> Consigna A
Responde según el texto sobre Roger Stone:
(i) ¿Qué edad tenía Roger cuando trabajó como voluntario en la campaña de Goldwater en 1964?
(ii) ¿De quién fue Roy Cohn brazo derecho durante la caza de brujas de los 50?
(iii) ¿Por qué partido consiguieron una candidatura para el competidor de Ronald en las primarias?

> Fragmento seleccionado
Este nativo de Connecticut es un genio precoz. Convertido al republicanismo gracias a un libro del candidato presidencial Barry Goldwater tras su breve affaire kennedyano, Roger trabajó como voluntario en la campaña de Goldwater en 1964, cuando tenía sólo 12 años. Verdadero animal político, tres años más tarde le presentaron a Nixon y dio inicio su larga amistad con el ex vicepresidente de Eisenhower, que se extendió hasta después de la renuncia de éste, cuando pasó a funcionar como su hombre en Washington. Desde ya que Stone participó de la campaña de Reagan. Aunque no de las de Bush padre e hijo, pero no porque no estuviera de acuerdo con sus políticas (faltaba más) sino porque en el primer caso asesoró a otro candidato del republicanismo, en el segundo porque andaba ocupado atajando denuncias a diestra y siniestra. Durante la campaña de Reagan, Stone, siempre con más capacidad de levantar basura que los guinches de los camiones de Manliba, se vinculó con Roy Cohn, brazo derecho de Joseph McCarthy durante la famosa caza de brujas de los 50.
Con una foja exactamente equiparable a la de Stone, Cohn ya tenía por cliente al benemérito Donald Trump cuando ingresó como asesor a la campaña de Reagan. Junto con Stone urdieron una maniobra maravillosa, consistente en sacarse de encima a un competidor de Ronald en las primarias, mediante el sencillo expediente de conseguirle una candidatura por otro partido, el Liberal de New York. ¿Cómo fue que aceptó el PLNY? Muy sencillo: Cohn le pidió a Stone que dejara un ataché en la oficina de un abogado con mucha influencia en ese partido, sin mirar qué contenía. Stone no miró (dice) y el candidato desapareció. En la campaña por la reelección de Reagan, Stone formó junto a tres estimados colegas una firma de consultores políticos, entre cuyos clientes más notorios figuraron personajes como el dictador filipino Ferdinando Marcos y el congolés Mobutu Sese Seko, notorio cleptócrata y violador de derechos humanos.

> Registros proporcionados

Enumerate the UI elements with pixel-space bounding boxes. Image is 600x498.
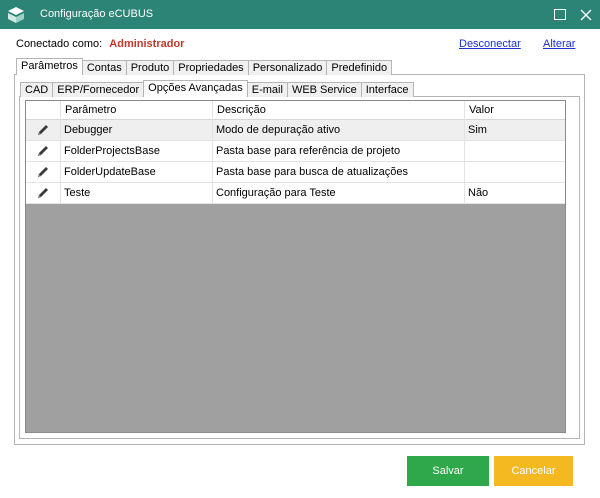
disconnect-link[interactable]: Desconectar xyxy=(459,38,521,50)
edit-pencil-icon xyxy=(38,125,48,135)
tab-opcoes-avancadas[interactable]: Opções Avançadas xyxy=(143,80,248,97)
edit-pencil-icon xyxy=(38,146,48,156)
maximize-button[interactable] xyxy=(546,0,574,29)
ecubus-logo-icon xyxy=(8,7,24,23)
tab-cad[interactable]: CAD xyxy=(20,82,54,97)
save-button[interactable]: Salvar xyxy=(407,456,489,486)
cancel-button[interactable]: Cancelar xyxy=(494,456,573,486)
connected-as-label: Conectado como: xyxy=(16,38,103,50)
close-button[interactable] xyxy=(572,0,600,29)
tab-personalizado[interactable]: Personalizado xyxy=(247,60,328,75)
parameters-grid[interactable]: Parâmetro Descrição Valor Debugger Modo … xyxy=(25,100,566,433)
title-bar: Configuração eCUBUS xyxy=(0,0,600,29)
tab-predefinido[interactable]: Predefinido xyxy=(326,60,393,75)
column-header-edit xyxy=(26,101,61,120)
close-icon xyxy=(580,9,592,20)
maximize-icon xyxy=(554,9,566,20)
alter-link[interactable]: Alterar xyxy=(543,38,575,50)
value-cell[interactable] xyxy=(465,162,565,182)
column-header-descricao[interactable]: Descrição xyxy=(213,101,465,120)
column-header-valor[interactable]: Valor xyxy=(465,101,565,120)
param-cell: Teste xyxy=(61,183,213,203)
description-cell: Configuração para Teste xyxy=(213,183,465,203)
connected-user: Administrador xyxy=(109,38,185,50)
tab-interface[interactable]: Interface xyxy=(360,82,414,97)
value-cell[interactable] xyxy=(465,141,565,161)
tab-parametros[interactable]: Parâmetros xyxy=(16,58,83,75)
table-row[interactable]: Teste Configuração para Teste Não xyxy=(26,183,565,204)
edit-pencil-icon xyxy=(38,188,48,198)
window-title: Configuração eCUBUS xyxy=(40,8,154,20)
grid-empty-area xyxy=(26,204,565,432)
edit-button[interactable] xyxy=(26,141,61,161)
tab-contas[interactable]: Contas xyxy=(81,60,127,75)
tab-email[interactable]: E-mail xyxy=(246,82,288,97)
connection-status: Conectado como: Administrador xyxy=(16,38,184,50)
grid-header: Parâmetro Descrição Valor xyxy=(26,101,565,120)
description-cell: Pasta base para busca de atualizações xyxy=(213,162,465,182)
table-row[interactable]: FolderUpdateBase Pasta base para busca d… xyxy=(26,162,565,183)
column-header-parametro[interactable]: Parâmetro xyxy=(61,101,213,120)
value-cell[interactable]: Não xyxy=(465,183,565,203)
edit-button[interactable] xyxy=(26,162,61,182)
table-row[interactable]: Debugger Modo de depuração ativo Sim xyxy=(26,120,565,141)
description-cell: Modo de depuração ativo xyxy=(213,120,465,140)
param-cell: FolderUpdateBase xyxy=(61,162,213,182)
tab-propriedades[interactable]: Propriedades xyxy=(173,60,249,75)
edit-button[interactable] xyxy=(26,183,61,203)
value-cell[interactable]: Sim xyxy=(465,120,565,140)
description-cell: Pasta base para referência de projeto xyxy=(213,141,465,161)
inner-tab-strip: CAD ERP/Fornecedor Opções Avançadas E-ma… xyxy=(20,80,414,97)
edit-button[interactable] xyxy=(26,120,61,140)
tab-web-service[interactable]: WEB Service xyxy=(286,82,362,97)
param-cell: Debugger xyxy=(61,120,213,140)
table-row[interactable]: FolderProjectsBase Pasta base para refer… xyxy=(26,141,565,162)
tab-produto[interactable]: Produto xyxy=(125,60,175,75)
param-cell: FolderProjectsBase xyxy=(61,141,213,161)
outer-tab-strip: Parâmetros Contas Produto Propriedades P… xyxy=(16,58,393,75)
edit-pencil-icon xyxy=(38,167,48,177)
tab-erp-fornecedor[interactable]: ERP/Fornecedor xyxy=(52,82,145,97)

> Consigna B
Reescribe los registros desde la línea que contiene "disconnect-link[interactable]: Desconectar xyxy=(459,38,521,50)" hasta la línea que contiene "maximize-button[interactable] xyxy=(546,0,574,29)", ambas incluidas. Cambia "edit-pencil-icon" por "icono-lapiz-editar", no modifiques nada más y entrega únicamente esas líneas.

> Solución A
(i) 12 años.
(ii) De Joseph McCarthy.
(iii) Por el Partido Liberal de New York.

> Solución B
disconnect-link[interactable]: Desconectar xyxy=(459,38,521,50)
icono-lapiz-editar xyxy=(38,125,48,135)
tab-opcoes-avancadas[interactable]: Opções Avançadas xyxy=(143,80,248,97)
icono-lapiz-editar xyxy=(38,146,48,156)
maximize-button[interactable] xyxy=(546,0,574,29)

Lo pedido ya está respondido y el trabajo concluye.